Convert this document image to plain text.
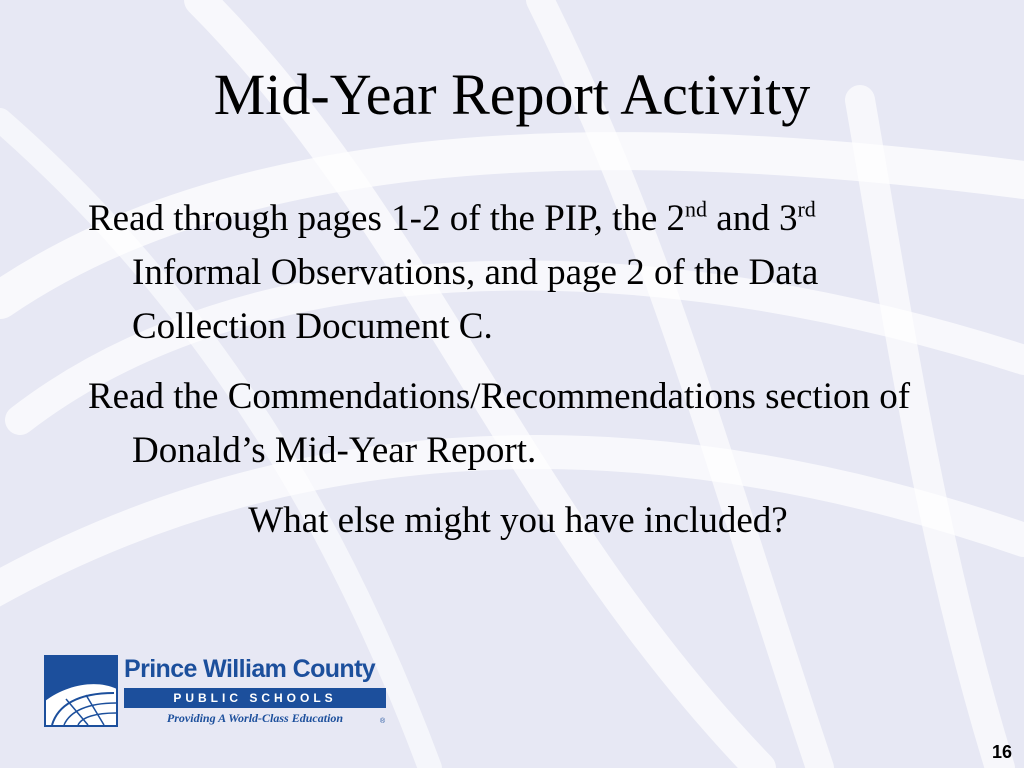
Mid-Year Report Activity

Read through pages 1-2 of the PIP, the 2nd and 3rd Informal Observations, and page 2 of the Data Collection Document C.

Read the Commendations/Recommendations section of Donald’s Mid-Year Report.

What else might you have included?

Prince William County
PUBLIC SCHOOLS
Providing A World-Class Education	®
16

= = = = = = =

## SET TASK
Restate each entry word for word, leaving out any pictures.

## ANSWER TO THIS TASK
Convert this document image to plain text.
Mid-Year Report Activity

Read through pages 1-2 of the PIP, the 2nd and 3rd Informal Observations, and page 2 of the Data Collection Document C.

Read the Commendations/Recommendations section of Donald’s Mid-Year Report.

What else might you have included?

Prince William County
PUBLIC SCHOOLS
Providing A World-Class Education	®
16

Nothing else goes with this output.